» TASK TO CARRY OUT
Pull out every one of the lines below word for word, and leave the pictures out of your answer.

» DATA PROVIDED

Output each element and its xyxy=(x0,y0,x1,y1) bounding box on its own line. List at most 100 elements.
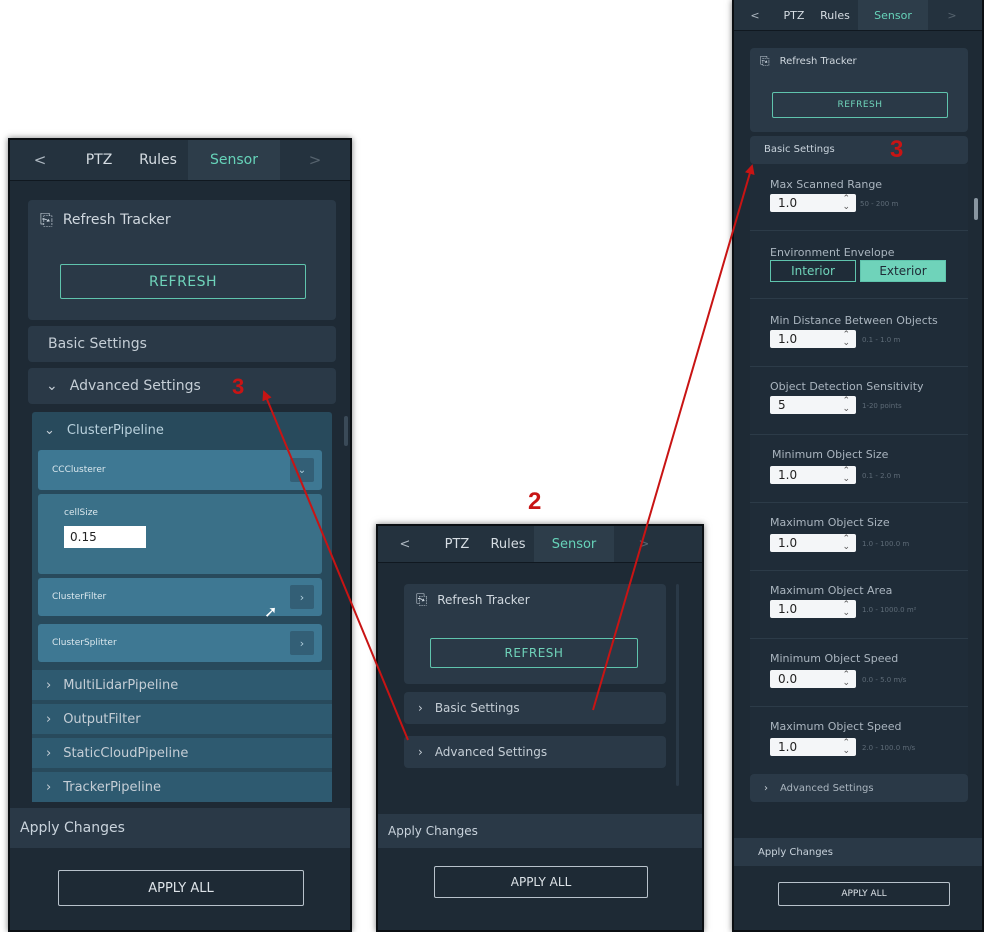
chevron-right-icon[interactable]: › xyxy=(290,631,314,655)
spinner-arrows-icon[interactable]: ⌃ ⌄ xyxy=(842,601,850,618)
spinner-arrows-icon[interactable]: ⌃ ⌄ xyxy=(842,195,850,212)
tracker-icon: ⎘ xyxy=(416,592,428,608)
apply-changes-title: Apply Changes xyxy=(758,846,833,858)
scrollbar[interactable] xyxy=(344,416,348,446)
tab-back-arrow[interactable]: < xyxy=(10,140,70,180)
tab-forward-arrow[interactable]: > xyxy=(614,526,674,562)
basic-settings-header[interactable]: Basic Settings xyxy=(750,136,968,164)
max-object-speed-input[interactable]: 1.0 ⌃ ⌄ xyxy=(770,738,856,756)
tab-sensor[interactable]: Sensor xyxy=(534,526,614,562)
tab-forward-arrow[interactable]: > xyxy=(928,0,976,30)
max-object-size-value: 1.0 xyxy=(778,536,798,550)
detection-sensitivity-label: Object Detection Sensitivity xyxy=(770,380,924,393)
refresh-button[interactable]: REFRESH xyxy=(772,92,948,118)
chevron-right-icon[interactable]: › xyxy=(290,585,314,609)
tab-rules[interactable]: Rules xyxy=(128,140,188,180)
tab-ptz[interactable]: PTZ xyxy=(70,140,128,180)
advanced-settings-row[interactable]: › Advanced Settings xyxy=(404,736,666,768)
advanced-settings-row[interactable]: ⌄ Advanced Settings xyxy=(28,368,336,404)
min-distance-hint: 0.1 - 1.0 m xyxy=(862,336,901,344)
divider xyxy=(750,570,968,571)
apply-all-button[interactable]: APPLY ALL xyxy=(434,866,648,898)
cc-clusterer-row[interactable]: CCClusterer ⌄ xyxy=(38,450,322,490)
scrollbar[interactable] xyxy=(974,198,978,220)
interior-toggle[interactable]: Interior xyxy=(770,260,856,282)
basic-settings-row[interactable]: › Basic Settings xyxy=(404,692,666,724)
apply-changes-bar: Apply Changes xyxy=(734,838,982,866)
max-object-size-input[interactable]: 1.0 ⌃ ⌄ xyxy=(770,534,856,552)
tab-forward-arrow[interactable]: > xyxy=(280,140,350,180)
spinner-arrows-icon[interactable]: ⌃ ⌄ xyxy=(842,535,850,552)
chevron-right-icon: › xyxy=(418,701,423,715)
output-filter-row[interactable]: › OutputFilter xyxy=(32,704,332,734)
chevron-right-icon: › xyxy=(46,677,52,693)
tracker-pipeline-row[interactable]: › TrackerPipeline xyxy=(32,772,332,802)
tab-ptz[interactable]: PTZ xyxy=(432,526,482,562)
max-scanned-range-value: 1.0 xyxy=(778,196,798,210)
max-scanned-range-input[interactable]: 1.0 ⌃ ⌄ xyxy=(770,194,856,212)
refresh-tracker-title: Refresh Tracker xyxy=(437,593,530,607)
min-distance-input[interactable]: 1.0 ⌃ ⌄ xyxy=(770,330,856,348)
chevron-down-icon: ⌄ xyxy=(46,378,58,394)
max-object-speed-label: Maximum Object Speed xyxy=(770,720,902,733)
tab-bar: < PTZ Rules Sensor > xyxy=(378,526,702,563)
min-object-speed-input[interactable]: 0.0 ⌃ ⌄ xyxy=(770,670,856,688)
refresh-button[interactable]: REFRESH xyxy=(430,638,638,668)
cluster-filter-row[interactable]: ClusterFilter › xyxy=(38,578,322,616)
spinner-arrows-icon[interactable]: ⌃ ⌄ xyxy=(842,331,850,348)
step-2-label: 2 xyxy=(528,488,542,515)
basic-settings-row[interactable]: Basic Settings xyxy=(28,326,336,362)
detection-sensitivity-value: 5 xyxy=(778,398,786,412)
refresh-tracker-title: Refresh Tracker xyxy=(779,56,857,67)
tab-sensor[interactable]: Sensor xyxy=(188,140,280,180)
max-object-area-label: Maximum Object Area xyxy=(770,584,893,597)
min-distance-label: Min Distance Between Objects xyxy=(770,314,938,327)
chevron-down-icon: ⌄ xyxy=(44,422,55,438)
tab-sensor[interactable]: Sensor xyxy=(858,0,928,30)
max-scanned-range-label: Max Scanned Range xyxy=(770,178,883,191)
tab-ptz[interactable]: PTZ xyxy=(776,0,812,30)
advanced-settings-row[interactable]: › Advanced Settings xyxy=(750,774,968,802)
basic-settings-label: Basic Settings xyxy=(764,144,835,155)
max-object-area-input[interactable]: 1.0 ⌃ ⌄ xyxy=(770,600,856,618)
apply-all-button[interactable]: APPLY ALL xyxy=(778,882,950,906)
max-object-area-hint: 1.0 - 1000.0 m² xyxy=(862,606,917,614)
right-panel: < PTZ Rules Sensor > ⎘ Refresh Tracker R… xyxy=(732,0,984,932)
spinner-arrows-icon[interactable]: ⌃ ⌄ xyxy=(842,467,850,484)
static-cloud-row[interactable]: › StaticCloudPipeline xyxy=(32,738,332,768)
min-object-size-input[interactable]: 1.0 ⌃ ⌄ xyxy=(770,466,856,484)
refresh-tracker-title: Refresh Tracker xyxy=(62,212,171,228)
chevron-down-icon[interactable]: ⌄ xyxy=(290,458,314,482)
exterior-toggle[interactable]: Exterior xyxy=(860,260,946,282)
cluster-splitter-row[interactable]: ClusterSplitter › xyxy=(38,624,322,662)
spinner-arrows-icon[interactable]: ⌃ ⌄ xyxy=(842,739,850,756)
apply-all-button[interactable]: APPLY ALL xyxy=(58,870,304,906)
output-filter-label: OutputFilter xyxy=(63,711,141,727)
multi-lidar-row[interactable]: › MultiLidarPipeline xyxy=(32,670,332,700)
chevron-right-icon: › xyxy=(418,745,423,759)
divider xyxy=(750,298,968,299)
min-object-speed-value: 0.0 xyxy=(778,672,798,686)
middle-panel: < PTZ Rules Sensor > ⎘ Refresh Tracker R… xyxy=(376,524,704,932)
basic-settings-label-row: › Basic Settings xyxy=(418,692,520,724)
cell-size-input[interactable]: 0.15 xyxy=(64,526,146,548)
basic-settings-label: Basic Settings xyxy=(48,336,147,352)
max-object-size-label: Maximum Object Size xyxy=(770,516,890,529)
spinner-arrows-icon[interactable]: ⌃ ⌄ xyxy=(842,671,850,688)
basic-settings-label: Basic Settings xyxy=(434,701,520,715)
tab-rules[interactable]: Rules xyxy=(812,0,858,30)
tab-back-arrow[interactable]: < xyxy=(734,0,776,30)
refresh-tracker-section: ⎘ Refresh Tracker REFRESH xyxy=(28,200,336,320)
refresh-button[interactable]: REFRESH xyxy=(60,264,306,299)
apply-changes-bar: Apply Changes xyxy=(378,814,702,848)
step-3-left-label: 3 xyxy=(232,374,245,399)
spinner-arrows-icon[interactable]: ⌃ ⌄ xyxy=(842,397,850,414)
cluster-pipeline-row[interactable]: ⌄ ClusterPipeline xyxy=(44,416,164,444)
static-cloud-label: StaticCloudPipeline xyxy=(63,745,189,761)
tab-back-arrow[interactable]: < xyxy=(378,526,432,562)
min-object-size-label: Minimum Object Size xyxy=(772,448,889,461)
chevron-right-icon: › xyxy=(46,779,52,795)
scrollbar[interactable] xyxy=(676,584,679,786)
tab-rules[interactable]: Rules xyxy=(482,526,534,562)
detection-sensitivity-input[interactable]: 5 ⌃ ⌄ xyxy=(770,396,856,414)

» CORRECT OUTPUT
Output each element and its xyxy=(x0,y0,x1,y1) bounding box on its own line. List at most 100 elements.
chevron-right-icon[interactable]: › xyxy=(290,631,314,655)
spinner-arrows-icon[interactable]: ⌃ ⌄ xyxy=(842,601,850,618)
spinner-arrows-icon[interactable]: ⌃ ⌄ xyxy=(842,195,850,212)
tracker-icon: ⎘ xyxy=(416,592,428,608)
apply-changes-title: Apply Changes xyxy=(758,846,833,858)
scrollbar[interactable] xyxy=(344,416,348,446)
tab-back-arrow[interactable]: < xyxy=(10,140,70,180)
tab-forward-arrow[interactable]: > xyxy=(614,526,674,562)
basic-settings-header[interactable]: Basic Settings xyxy=(750,136,968,164)
max-object-speed-input[interactable]: 1.0 ⌃ ⌄ xyxy=(770,738,856,756)
tab-sensor[interactable]: Sensor xyxy=(534,526,614,562)
tab-forward-arrow[interactable]: > xyxy=(928,0,976,30)
max-object-size-value: 1.0 xyxy=(778,536,798,550)
detection-sensitivity-label: Object Detection Sensitivity xyxy=(770,380,924,393)
refresh-button[interactable]: REFRESH xyxy=(772,92,948,118)
chevron-right-icon[interactable]: › xyxy=(290,585,314,609)
tab-rules[interactable]: Rules xyxy=(128,140,188,180)
tab-ptz[interactable]: PTZ xyxy=(70,140,128,180)
advanced-settings-row[interactable]: › Advanced Settings xyxy=(404,736,666,768)
advanced-settings-row[interactable]: ⌄ Advanced Settings xyxy=(28,368,336,404)
min-distance-hint: 0.1 - 1.0 m xyxy=(862,336,901,344)
divider xyxy=(750,570,968,571)
apply-all-button[interactable]: APPLY ALL xyxy=(434,866,648,898)
cc-clusterer-row[interactable]: CCClusterer ⌄ xyxy=(38,450,322,490)
scrollbar[interactable] xyxy=(974,198,978,220)
interior-toggle[interactable]: Interior xyxy=(770,260,856,282)
basic-settings-row[interactable]: › Basic Settings xyxy=(404,692,666,724)
apply-changes-bar: Apply Changes xyxy=(734,838,982,866)
max-object-size-input[interactable]: 1.0 ⌃ ⌄ xyxy=(770,534,856,552)
tab-forward-arrow[interactable]: > xyxy=(280,140,350,180)
spinner-arrows-icon[interactable]: ⌃ ⌄ xyxy=(842,535,850,552)
chevron-right-icon: › xyxy=(418,701,423,715)
output-filter-row[interactable]: › OutputFilter xyxy=(32,704,332,734)
chevron-right-icon: › xyxy=(46,677,52,693)
tracker-pipeline-row[interactable]: › TrackerPipeline xyxy=(32,772,332,802)
tab-ptz[interactable]: PTZ xyxy=(432,526,482,562)
max-scanned-range-value: 1.0 xyxy=(778,196,798,210)
max-scanned-range-input[interactable]: 1.0 ⌃ ⌄ xyxy=(770,194,856,212)
refresh-tracker-title: Refresh Tracker xyxy=(437,593,530,607)
min-distance-input[interactable]: 1.0 ⌃ ⌄ xyxy=(770,330,856,348)
chevron-down-icon: ⌄ xyxy=(46,378,58,394)
max-object-speed-label: Maximum Object Speed xyxy=(770,720,902,733)
tab-bar: < PTZ Rules Sensor > xyxy=(378,526,702,563)
min-object-speed-input[interactable]: 0.0 ⌃ ⌄ xyxy=(770,670,856,688)
refresh-button[interactable]: REFRESH xyxy=(430,638,638,668)
cluster-filter-row[interactable]: ClusterFilter › xyxy=(38,578,322,616)
spinner-arrows-icon[interactable]: ⌃ ⌄ xyxy=(842,331,850,348)
step-2-label: 2 xyxy=(528,488,542,515)
basic-settings-row[interactable]: Basic Settings xyxy=(28,326,336,362)
detection-sensitivity-value: 5 xyxy=(778,398,786,412)
refresh-tracker-title: Refresh Tracker xyxy=(779,56,857,67)
tab-sensor[interactable]: Sensor xyxy=(188,140,280,180)
max-object-area-label: Maximum Object Area xyxy=(770,584,893,597)
min-distance-label: Min Distance Between Objects xyxy=(770,314,938,327)
chevron-down-icon: ⌄ xyxy=(44,422,55,438)
tab-sensor[interactable]: Sensor xyxy=(858,0,928,30)
max-scanned-range-label: Max Scanned Range xyxy=(770,178,883,191)
tab-ptz[interactable]: PTZ xyxy=(776,0,812,30)
advanced-settings-row[interactable]: › Advanced Settings xyxy=(750,774,968,802)
basic-settings-label: Basic Settings xyxy=(764,144,835,155)
max-object-area-input[interactable]: 1.0 ⌃ ⌄ xyxy=(770,600,856,618)
apply-all-button[interactable]: APPLY ALL xyxy=(778,882,950,906)
max-object-area-hint: 1.0 - 1000.0 m² xyxy=(862,606,917,614)
right-panel: < PTZ Rules Sensor > ⎘ Refresh Tracker R… xyxy=(732,0,984,932)
spinner-arrows-icon[interactable]: ⌃ ⌄ xyxy=(842,467,850,484)
static-cloud-row[interactable]: › StaticCloudPipeline xyxy=(32,738,332,768)
min-object-size-input[interactable]: 1.0 ⌃ ⌄ xyxy=(770,466,856,484)
refresh-tracker-title: Refresh Tracker xyxy=(62,212,171,228)
chevron-down-icon[interactable]: ⌄ xyxy=(290,458,314,482)
exterior-toggle[interactable]: Exterior xyxy=(860,260,946,282)
cluster-splitter-row[interactable]: ClusterSplitter › xyxy=(38,624,322,662)
spinner-arrows-icon[interactable]: ⌃ ⌄ xyxy=(842,739,850,756)
apply-all-button[interactable]: APPLY ALL xyxy=(58,870,304,906)
output-filter-label: OutputFilter xyxy=(63,711,141,727)
multi-lidar-row[interactable]: › MultiLidarPipeline xyxy=(32,670,332,700)
chevron-right-icon: › xyxy=(418,745,423,759)
divider xyxy=(750,298,968,299)
min-object-speed-value: 0.0 xyxy=(778,672,798,686)
middle-panel: < PTZ Rules Sensor > ⎘ Refresh Tracker R… xyxy=(376,524,704,932)
basic-settings-label-row: › Basic Settings xyxy=(418,692,520,724)
cell-size-input[interactable]: 0.15 xyxy=(64,526,146,548)
basic-settings-label: Basic Settings xyxy=(48,336,147,352)
max-object-size-label: Maximum Object Size xyxy=(770,516,890,529)
spinner-arrows-icon[interactable]: ⌃ ⌄ xyxy=(842,671,850,688)
basic-settings-label: Basic Settings xyxy=(434,701,520,715)
tab-rules[interactable]: Rules xyxy=(812,0,858,30)
tab-back-arrow[interactable]: < xyxy=(734,0,776,30)
refresh-tracker-section: ⎘ Refresh Tracker REFRESH xyxy=(28,200,336,320)
refresh-button[interactable]: REFRESH xyxy=(60,264,306,299)
apply-changes-bar: Apply Changes xyxy=(378,814,702,848)
step-3-left-label: 3 xyxy=(232,374,245,399)
spinner-arrows-icon[interactable]: ⌃ ⌄ xyxy=(842,397,850,414)
cluster-pipeline-row[interactable]: ⌄ ClusterPipeline xyxy=(44,416,164,444)
static-cloud-label: StaticCloudPipeline xyxy=(63,745,189,761)
tab-back-arrow[interactable]: < xyxy=(378,526,432,562)
min-object-size-label: Minimum Object Size xyxy=(772,448,889,461)
chevron-right-icon: › xyxy=(46,779,52,795)
scrollbar[interactable] xyxy=(676,584,679,786)
tab-rules[interactable]: Rules xyxy=(482,526,534,562)
detection-sensitivity-input[interactable]: 5 ⌃ ⌄ xyxy=(770,396,856,414)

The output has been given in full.